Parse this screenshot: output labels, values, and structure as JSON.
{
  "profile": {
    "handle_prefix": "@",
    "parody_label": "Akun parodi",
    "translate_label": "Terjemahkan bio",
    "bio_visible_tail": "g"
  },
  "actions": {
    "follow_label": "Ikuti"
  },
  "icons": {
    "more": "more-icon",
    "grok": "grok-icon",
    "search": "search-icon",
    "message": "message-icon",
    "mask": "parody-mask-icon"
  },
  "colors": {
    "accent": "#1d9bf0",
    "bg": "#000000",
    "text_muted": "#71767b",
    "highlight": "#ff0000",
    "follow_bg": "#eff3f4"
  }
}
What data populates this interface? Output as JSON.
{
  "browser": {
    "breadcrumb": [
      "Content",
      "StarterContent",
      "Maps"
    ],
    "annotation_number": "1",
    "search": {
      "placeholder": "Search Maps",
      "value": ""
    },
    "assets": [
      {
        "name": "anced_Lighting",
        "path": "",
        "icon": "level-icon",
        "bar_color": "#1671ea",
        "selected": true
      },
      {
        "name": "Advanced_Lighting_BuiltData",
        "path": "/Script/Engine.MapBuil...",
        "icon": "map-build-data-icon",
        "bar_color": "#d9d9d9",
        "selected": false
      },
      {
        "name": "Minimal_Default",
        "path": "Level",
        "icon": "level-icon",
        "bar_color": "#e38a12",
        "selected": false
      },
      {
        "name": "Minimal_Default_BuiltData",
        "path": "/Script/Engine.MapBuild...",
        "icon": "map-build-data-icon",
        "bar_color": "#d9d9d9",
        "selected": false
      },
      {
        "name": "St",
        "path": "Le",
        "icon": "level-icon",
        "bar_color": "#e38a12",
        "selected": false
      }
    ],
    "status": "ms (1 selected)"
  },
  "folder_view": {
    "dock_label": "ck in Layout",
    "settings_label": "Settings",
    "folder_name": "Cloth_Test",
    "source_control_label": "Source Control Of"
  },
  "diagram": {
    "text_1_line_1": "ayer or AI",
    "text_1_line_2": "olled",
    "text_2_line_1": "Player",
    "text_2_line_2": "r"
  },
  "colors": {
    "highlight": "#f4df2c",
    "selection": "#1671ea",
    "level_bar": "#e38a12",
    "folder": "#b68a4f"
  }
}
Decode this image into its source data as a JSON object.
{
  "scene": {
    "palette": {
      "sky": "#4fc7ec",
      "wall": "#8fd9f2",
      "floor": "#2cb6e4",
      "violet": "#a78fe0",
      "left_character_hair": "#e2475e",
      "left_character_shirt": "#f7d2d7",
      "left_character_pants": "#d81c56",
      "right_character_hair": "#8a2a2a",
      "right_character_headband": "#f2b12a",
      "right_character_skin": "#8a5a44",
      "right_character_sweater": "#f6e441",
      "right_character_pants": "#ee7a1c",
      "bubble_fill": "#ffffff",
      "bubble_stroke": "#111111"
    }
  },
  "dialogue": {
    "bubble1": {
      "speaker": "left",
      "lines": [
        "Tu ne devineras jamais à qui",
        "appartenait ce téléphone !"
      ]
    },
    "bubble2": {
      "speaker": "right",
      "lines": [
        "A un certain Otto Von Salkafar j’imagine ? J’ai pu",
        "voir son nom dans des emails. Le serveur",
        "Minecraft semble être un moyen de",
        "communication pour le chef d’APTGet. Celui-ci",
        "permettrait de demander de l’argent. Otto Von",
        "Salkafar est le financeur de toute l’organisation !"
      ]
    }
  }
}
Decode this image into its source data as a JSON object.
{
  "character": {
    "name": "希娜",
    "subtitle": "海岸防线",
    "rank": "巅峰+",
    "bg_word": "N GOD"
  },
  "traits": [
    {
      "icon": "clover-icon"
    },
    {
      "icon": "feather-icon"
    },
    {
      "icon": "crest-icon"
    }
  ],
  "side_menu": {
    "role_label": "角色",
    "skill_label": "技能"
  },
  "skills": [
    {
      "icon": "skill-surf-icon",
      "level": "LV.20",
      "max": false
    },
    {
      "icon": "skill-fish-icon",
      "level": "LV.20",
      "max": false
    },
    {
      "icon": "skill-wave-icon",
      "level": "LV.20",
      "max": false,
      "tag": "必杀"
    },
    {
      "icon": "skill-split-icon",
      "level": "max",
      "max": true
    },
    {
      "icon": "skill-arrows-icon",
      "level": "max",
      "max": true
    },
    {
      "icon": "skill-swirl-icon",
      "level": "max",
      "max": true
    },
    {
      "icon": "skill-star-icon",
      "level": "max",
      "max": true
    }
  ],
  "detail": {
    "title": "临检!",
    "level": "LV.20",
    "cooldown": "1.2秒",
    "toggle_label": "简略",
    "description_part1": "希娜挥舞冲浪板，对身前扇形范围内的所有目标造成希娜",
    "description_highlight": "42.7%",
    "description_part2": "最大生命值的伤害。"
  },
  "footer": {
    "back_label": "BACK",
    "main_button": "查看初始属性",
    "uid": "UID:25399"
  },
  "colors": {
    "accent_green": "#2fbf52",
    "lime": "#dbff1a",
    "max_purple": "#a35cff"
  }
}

::::

= Aim =
State the number of lines in these entries that include the string "JSON". Provide nothing beyond that number.

= Reply =
4